Short exercise:
Report the total number of lines that include the string "原契证编号", without any other text.

========

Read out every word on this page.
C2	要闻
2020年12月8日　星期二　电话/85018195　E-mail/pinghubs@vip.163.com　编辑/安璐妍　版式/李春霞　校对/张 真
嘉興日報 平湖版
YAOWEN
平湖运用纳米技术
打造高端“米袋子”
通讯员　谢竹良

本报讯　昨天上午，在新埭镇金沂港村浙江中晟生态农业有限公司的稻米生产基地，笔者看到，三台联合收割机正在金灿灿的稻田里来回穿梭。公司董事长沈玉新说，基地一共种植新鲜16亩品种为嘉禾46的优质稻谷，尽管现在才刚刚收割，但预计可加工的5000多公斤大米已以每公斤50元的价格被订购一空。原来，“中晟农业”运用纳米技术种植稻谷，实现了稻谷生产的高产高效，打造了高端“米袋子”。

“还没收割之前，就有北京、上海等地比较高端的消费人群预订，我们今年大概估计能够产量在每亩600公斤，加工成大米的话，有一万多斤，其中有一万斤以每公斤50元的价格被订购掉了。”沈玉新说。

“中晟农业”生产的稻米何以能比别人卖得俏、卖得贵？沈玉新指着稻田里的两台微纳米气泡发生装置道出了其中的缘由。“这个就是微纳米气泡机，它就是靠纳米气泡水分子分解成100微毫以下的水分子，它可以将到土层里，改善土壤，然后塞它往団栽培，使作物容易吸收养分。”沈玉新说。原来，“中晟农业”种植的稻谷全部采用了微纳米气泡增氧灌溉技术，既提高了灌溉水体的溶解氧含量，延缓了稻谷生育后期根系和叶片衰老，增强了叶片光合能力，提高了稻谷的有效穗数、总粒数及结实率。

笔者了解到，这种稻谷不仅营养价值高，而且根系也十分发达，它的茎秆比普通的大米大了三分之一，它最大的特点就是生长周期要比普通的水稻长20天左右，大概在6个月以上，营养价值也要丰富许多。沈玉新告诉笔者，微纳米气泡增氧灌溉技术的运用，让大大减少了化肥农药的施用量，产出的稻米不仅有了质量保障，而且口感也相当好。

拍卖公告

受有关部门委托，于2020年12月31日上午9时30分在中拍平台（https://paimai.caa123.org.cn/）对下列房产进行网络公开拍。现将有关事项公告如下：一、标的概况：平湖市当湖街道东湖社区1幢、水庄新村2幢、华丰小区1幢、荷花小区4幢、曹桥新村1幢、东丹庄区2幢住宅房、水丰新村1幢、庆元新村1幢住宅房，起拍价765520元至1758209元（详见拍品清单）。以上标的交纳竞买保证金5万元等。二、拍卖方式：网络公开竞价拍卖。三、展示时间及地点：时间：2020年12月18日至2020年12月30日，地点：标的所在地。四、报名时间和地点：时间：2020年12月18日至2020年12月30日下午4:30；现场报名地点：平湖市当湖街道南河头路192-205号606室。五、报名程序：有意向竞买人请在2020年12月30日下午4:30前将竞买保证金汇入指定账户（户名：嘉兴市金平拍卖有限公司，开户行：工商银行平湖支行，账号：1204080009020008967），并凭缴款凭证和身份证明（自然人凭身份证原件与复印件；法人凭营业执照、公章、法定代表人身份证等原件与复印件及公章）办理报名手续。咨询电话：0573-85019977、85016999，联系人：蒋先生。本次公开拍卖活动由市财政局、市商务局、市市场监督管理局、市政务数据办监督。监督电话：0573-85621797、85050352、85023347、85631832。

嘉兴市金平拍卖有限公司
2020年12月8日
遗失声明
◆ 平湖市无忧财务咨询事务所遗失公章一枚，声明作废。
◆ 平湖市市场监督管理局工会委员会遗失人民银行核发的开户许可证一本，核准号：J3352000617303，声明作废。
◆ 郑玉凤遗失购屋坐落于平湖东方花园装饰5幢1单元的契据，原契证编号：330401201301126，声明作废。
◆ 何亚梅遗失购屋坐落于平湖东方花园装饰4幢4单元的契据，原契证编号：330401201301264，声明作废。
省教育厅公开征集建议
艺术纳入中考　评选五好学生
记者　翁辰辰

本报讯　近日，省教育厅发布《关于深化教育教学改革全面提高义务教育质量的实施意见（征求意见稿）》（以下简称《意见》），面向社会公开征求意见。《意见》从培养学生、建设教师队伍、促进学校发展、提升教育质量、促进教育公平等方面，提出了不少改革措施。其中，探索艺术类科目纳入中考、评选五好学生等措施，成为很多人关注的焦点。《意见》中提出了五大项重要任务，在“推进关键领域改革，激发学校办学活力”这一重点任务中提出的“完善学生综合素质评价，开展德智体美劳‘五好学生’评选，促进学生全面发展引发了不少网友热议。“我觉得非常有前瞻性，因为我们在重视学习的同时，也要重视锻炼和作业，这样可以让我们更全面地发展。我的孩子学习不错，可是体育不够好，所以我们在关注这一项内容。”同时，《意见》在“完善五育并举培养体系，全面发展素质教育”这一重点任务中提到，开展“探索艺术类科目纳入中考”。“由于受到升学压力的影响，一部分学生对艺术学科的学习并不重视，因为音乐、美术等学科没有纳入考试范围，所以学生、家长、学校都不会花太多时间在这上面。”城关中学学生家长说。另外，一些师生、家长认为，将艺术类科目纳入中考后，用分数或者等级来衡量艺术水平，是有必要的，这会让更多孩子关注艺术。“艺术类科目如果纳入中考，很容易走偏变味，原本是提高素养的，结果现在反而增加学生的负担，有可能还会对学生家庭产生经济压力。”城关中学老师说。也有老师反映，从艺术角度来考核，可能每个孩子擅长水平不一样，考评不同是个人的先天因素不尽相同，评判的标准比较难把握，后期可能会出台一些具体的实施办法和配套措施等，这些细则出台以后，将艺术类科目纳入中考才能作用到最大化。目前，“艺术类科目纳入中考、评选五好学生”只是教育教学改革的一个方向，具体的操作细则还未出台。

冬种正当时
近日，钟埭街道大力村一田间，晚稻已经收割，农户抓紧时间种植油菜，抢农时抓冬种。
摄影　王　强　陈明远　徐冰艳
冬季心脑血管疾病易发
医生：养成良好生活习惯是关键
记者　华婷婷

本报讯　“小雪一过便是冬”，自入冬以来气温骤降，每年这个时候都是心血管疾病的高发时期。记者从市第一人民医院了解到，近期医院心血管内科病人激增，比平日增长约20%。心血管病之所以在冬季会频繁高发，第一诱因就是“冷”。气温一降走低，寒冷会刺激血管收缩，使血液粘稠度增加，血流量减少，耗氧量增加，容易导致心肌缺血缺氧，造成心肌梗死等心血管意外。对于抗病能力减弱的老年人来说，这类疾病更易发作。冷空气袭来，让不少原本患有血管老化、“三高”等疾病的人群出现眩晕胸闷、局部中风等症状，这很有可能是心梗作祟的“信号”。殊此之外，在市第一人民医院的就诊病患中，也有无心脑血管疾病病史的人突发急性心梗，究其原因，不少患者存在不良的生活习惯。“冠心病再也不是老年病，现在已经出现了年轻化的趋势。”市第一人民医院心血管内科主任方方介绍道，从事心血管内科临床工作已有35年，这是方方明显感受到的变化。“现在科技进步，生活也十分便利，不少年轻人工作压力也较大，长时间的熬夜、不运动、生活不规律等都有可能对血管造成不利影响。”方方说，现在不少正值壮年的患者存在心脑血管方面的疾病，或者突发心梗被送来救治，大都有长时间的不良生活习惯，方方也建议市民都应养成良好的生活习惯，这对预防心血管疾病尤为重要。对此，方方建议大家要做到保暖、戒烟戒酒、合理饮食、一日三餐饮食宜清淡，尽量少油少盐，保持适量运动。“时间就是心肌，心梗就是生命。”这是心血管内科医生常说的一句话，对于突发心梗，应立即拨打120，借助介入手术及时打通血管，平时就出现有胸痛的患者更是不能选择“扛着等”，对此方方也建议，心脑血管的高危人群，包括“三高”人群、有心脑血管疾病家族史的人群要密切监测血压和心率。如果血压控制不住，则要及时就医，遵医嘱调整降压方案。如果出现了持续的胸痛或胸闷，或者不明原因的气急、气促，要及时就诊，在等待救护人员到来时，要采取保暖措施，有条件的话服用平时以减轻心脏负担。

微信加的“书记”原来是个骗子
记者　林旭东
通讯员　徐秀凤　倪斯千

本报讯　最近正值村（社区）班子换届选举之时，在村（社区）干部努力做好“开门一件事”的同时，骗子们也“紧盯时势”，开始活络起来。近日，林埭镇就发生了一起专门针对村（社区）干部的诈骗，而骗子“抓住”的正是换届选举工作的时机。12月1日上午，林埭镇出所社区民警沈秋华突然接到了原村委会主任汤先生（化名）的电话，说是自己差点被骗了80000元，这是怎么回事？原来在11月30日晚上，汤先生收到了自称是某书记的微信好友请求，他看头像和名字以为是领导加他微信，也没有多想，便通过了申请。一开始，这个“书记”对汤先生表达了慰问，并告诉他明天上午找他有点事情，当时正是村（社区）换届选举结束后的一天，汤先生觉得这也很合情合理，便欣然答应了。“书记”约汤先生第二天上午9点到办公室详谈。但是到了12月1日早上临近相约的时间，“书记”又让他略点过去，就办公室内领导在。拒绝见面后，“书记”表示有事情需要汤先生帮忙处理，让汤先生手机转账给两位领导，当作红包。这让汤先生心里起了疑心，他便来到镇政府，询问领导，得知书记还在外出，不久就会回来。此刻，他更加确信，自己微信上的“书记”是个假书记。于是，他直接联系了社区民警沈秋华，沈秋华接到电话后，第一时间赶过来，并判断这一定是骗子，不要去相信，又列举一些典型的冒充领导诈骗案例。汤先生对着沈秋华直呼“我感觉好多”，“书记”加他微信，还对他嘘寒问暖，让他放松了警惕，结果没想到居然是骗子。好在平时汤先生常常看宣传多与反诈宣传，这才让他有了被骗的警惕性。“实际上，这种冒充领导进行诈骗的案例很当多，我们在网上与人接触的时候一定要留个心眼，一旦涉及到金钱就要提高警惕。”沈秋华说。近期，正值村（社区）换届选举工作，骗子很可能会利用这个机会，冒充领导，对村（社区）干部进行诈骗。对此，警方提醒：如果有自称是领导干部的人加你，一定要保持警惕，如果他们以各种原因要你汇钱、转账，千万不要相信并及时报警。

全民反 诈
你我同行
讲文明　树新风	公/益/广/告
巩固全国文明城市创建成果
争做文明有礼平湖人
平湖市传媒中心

========

Exercise solution:
2